## Request
Find the string "Familles" and gather every line that holds it.

## Records provided
-- start --

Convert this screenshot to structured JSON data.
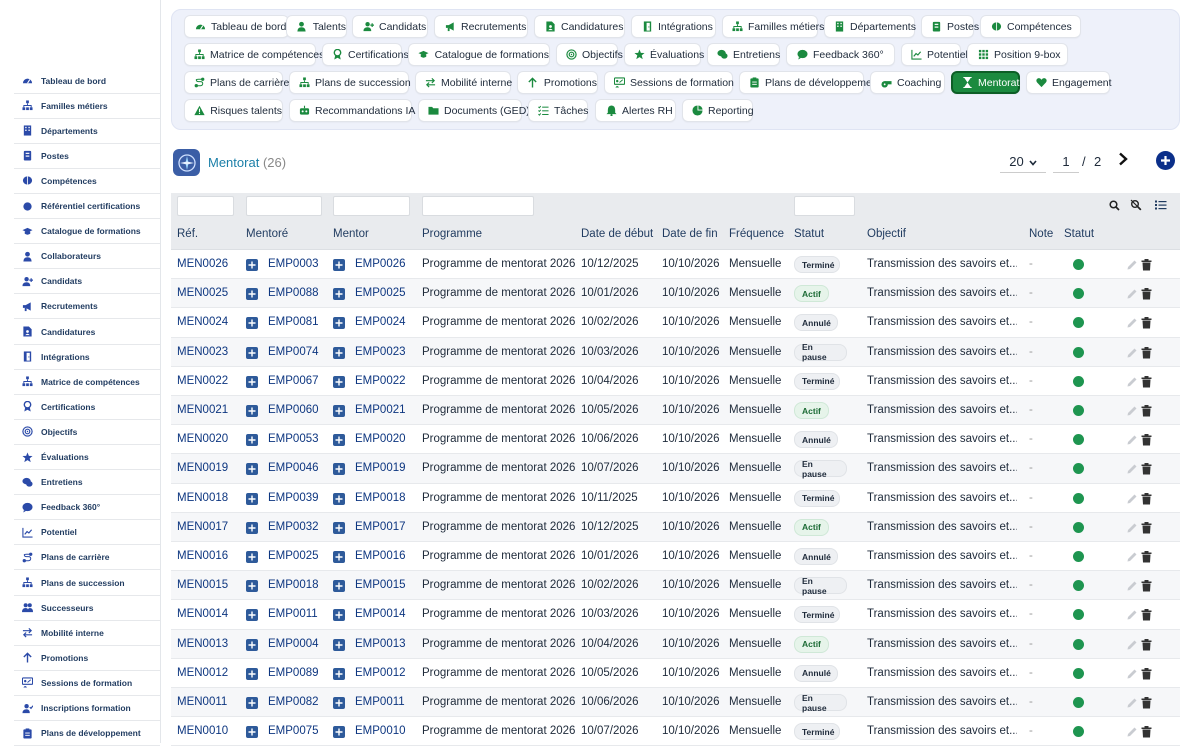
{
  "sidebar": {
    "items": [
      {
        "label": "Tableau de bord",
        "icon": "dashboard-icon"
      },
      {
        "label": "Familles métiers",
        "icon": "hierarchy-icon"
      },
      {
        "label": "Départements",
        "icon": "building-icon"
      },
      {
        "label": "Postes",
        "icon": "badge-icon"
      },
      {
        "label": "Compétences",
        "icon": "brain-icon"
      },
      {
        "label": "Référentiel certifications",
        "icon": "circle-icon"
      },
      {
        "label": "Catalogue de formations",
        "icon": "graduation-icon"
      },
      {
        "label": "Collaborateurs",
        "icon": "user-icon"
      },
      {
        "label": "Candidats",
        "icon": "user-plus-icon"
      },
      {
        "label": "Recrutements",
        "icon": "megaphone-icon"
      },
      {
        "label": "Candidatures",
        "icon": "file-user-icon"
      },
      {
        "label": "Intégrations",
        "icon": "door-icon"
      },
      {
        "label": "Matrice de compétences",
        "icon": "hierarchy-icon"
      },
      {
        "label": "Certifications",
        "icon": "award-icon"
      },
      {
        "label": "Objectifs",
        "icon": "target-icon"
      },
      {
        "label": "Évaluations",
        "icon": "star-icon"
      },
      {
        "label": "Entretiens",
        "icon": "chat-icon"
      },
      {
        "label": "Feedback 360°",
        "icon": "comment-icon"
      },
      {
        "label": "Potentiel",
        "icon": "chart-line-icon"
      },
      {
        "label": "Plans de carrière",
        "icon": "route-icon"
      },
      {
        "label": "Plans de succession",
        "icon": "hierarchy-icon"
      },
      {
        "label": "Successeurs",
        "icon": "users-icon"
      },
      {
        "label": "Mobilité interne",
        "icon": "arrows-icon"
      },
      {
        "label": "Promotions",
        "icon": "arrow-up-icon"
      },
      {
        "label": "Sessions de formation",
        "icon": "presentation-icon"
      },
      {
        "label": "Inscriptions formation",
        "icon": "user-check-icon"
      },
      {
        "label": "Plans de développement",
        "icon": "clipboard-icon"
      }
    ]
  },
  "nav": {
    "rows": [
      [
        {
          "label": "Tableau de bord",
          "icon": "dashboard-icon"
        },
        {
          "label": "Talents",
          "icon": "user-icon"
        },
        {
          "label": "Candidats",
          "icon": "user-plus-icon"
        },
        {
          "label": "Recrutements",
          "icon": "megaphone-icon"
        },
        {
          "label": "Candidatures",
          "icon": "file-user-icon"
        },
        {
          "label": "Intégrations",
          "icon": "door-icon"
        },
        {
          "label": "Familles métiers",
          "icon": "hierarchy-icon"
        },
        {
          "label": "Départements",
          "icon": "building-icon"
        },
        {
          "label": "Postes",
          "icon": "badge-icon"
        },
        {
          "label": "Compétences",
          "icon": "brain-icon"
        }
      ],
      [
        {
          "label": "Matrice de compétences",
          "icon": "hierarchy-icon"
        },
        {
          "label": "Certifications",
          "icon": "award-icon"
        },
        {
          "label": "Catalogue de formations",
          "icon": "graduation-icon"
        },
        {
          "label": "Objectifs",
          "icon": "target-icon"
        },
        {
          "label": "Évaluations",
          "icon": "star-icon"
        },
        {
          "label": "Entretiens",
          "icon": "chat-icon"
        },
        {
          "label": "Feedback 360°",
          "icon": "comment-icon"
        },
        {
          "label": "Potentiel",
          "icon": "chart-line-icon"
        },
        {
          "label": "Position 9-box",
          "icon": "grid-icon"
        }
      ],
      [
        {
          "label": "Plans de carrière",
          "icon": "route-icon"
        },
        {
          "label": "Plans de succession",
          "icon": "hierarchy-icon"
        },
        {
          "label": "Mobilité interne",
          "icon": "arrows-icon"
        },
        {
          "label": "Promotions",
          "icon": "arrow-up-icon"
        },
        {
          "label": "Sessions de formation",
          "icon": "presentation-icon"
        },
        {
          "label": "Plans de développement",
          "icon": "clipboard-icon"
        },
        {
          "label": "Coaching",
          "icon": "whistle-icon"
        },
        {
          "label": "Mentorat",
          "icon": "hourglass-icon",
          "active": true
        },
        {
          "label": "Engagement",
          "icon": "heart-icon"
        }
      ],
      [
        {
          "label": "Risques talents",
          "icon": "warning-icon"
        },
        {
          "label": "Recommandations IA",
          "icon": "robot-icon"
        },
        {
          "label": "Documents (GED)",
          "icon": "folder-icon"
        },
        {
          "label": "Tâches",
          "icon": "tasks-icon"
        },
        {
          "label": "Alertes RH",
          "icon": "bell-icon"
        },
        {
          "label": "Reporting",
          "icon": "pie-icon"
        }
      ]
    ]
  },
  "page": {
    "title": "Mentorat",
    "count": "(26)",
    "page_size": "20",
    "current_page": "1",
    "separator": "/",
    "total_pages": "2"
  },
  "colors": {
    "accent": "#1b8a3f",
    "link": "#0d3680",
    "title": "#1b7fa8",
    "status_dot": "#1e9550"
  },
  "table": {
    "columns": [
      "Réf.",
      "Mentoré",
      "Mentor",
      "Programme",
      "Date de début",
      "Date de fin",
      "Fréquence",
      "Statut",
      "Objectif",
      "Note",
      "Statut"
    ],
    "rows": [
      {
        "ref": "MEN0026",
        "mentee": "EMP0003",
        "mentor": "EMP0026",
        "programme": "Programme de mentorat 2026",
        "start": "10/12/2025",
        "end": "10/10/2026",
        "freq": "Mensuelle",
        "status": "Terminé",
        "objective": "Transmission des savoirs et...",
        "note": "-"
      },
      {
        "ref": "MEN0025",
        "mentee": "EMP0088",
        "mentor": "EMP0025",
        "programme": "Programme de mentorat 2026",
        "start": "10/01/2026",
        "end": "10/10/2026",
        "freq": "Mensuelle",
        "status": "Actif",
        "objective": "Transmission des savoirs et...",
        "note": "-"
      },
      {
        "ref": "MEN0024",
        "mentee": "EMP0081",
        "mentor": "EMP0024",
        "programme": "Programme de mentorat 2026",
        "start": "10/02/2026",
        "end": "10/10/2026",
        "freq": "Mensuelle",
        "status": "Annulé",
        "objective": "Transmission des savoirs et...",
        "note": "-"
      },
      {
        "ref": "MEN0023",
        "mentee": "EMP0074",
        "mentor": "EMP0023",
        "programme": "Programme de mentorat 2026",
        "start": "10/03/2026",
        "end": "10/10/2026",
        "freq": "Mensuelle",
        "status": "En pause",
        "objective": "Transmission des savoirs et...",
        "note": "-"
      },
      {
        "ref": "MEN0022",
        "mentee": "EMP0067",
        "mentor": "EMP0022",
        "programme": "Programme de mentorat 2026",
        "start": "10/04/2026",
        "end": "10/10/2026",
        "freq": "Mensuelle",
        "status": "Terminé",
        "objective": "Transmission des savoirs et...",
        "note": "-"
      },
      {
        "ref": "MEN0021",
        "mentee": "EMP0060",
        "mentor": "EMP0021",
        "programme": "Programme de mentorat 2026",
        "start": "10/05/2026",
        "end": "10/10/2026",
        "freq": "Mensuelle",
        "status": "Actif",
        "objective": "Transmission des savoirs et...",
        "note": "-"
      },
      {
        "ref": "MEN0020",
        "mentee": "EMP0053",
        "mentor": "EMP0020",
        "programme": "Programme de mentorat 2026",
        "start": "10/06/2026",
        "end": "10/10/2026",
        "freq": "Mensuelle",
        "status": "Annulé",
        "objective": "Transmission des savoirs et...",
        "note": "-"
      },
      {
        "ref": "MEN0019",
        "mentee": "EMP0046",
        "mentor": "EMP0019",
        "programme": "Programme de mentorat 2026",
        "start": "10/07/2026",
        "end": "10/10/2026",
        "freq": "Mensuelle",
        "status": "En pause",
        "objective": "Transmission des savoirs et...",
        "note": "-"
      },
      {
        "ref": "MEN0018",
        "mentee": "EMP0039",
        "mentor": "EMP0018",
        "programme": "Programme de mentorat 2026",
        "start": "10/11/2025",
        "end": "10/10/2026",
        "freq": "Mensuelle",
        "status": "Terminé",
        "objective": "Transmission des savoirs et...",
        "note": "-"
      },
      {
        "ref": "MEN0017",
        "mentee": "EMP0032",
        "mentor": "EMP0017",
        "programme": "Programme de mentorat 2026",
        "start": "10/12/2025",
        "end": "10/10/2026",
        "freq": "Mensuelle",
        "status": "Actif",
        "objective": "Transmission des savoirs et...",
        "note": "-"
      },
      {
        "ref": "MEN0016",
        "mentee": "EMP0025",
        "mentor": "EMP0016",
        "programme": "Programme de mentorat 2026",
        "start": "10/01/2026",
        "end": "10/10/2026",
        "freq": "Mensuelle",
        "status": "Annulé",
        "objective": "Transmission des savoirs et...",
        "note": "-"
      },
      {
        "ref": "MEN0015",
        "mentee": "EMP0018",
        "mentor": "EMP0015",
        "programme": "Programme de mentorat 2026",
        "start": "10/02/2026",
        "end": "10/10/2026",
        "freq": "Mensuelle",
        "status": "En pause",
        "objective": "Transmission des savoirs et...",
        "note": "-"
      },
      {
        "ref": "MEN0014",
        "mentee": "EMP0011",
        "mentor": "EMP0014",
        "programme": "Programme de mentorat 2026",
        "start": "10/03/2026",
        "end": "10/10/2026",
        "freq": "Mensuelle",
        "status": "Terminé",
        "objective": "Transmission des savoirs et...",
        "note": "-"
      },
      {
        "ref": "MEN0013",
        "mentee": "EMP0004",
        "mentor": "EMP0013",
        "programme": "Programme de mentorat 2026",
        "start": "10/04/2026",
        "end": "10/10/2026",
        "freq": "Mensuelle",
        "status": "Actif",
        "objective": "Transmission des savoirs et...",
        "note": "-"
      },
      {
        "ref": "MEN0012",
        "mentee": "EMP0089",
        "mentor": "EMP0012",
        "programme": "Programme de mentorat 2026",
        "start": "10/05/2026",
        "end": "10/10/2026",
        "freq": "Mensuelle",
        "status": "Annulé",
        "objective": "Transmission des savoirs et...",
        "note": "-"
      },
      {
        "ref": "MEN0011",
        "mentee": "EMP0082",
        "mentor": "EMP0011",
        "programme": "Programme de mentorat 2026",
        "start": "10/06/2026",
        "end": "10/10/2026",
        "freq": "Mensuelle",
        "status": "En pause",
        "objective": "Transmission des savoirs et...",
        "note": "-"
      },
      {
        "ref": "MEN0010",
        "mentee": "EMP0075",
        "mentor": "EMP0010",
        "programme": "Programme de mentorat 2026",
        "start": "10/07/2026",
        "end": "10/10/2026",
        "freq": "Mensuelle",
        "status": "Terminé",
        "objective": "Transmission des savoirs et...",
        "note": "-"
      }
    ]
  }
}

-- end --

## Full answer
        "label": "Familles métiers",
          "label": "Familles métiers",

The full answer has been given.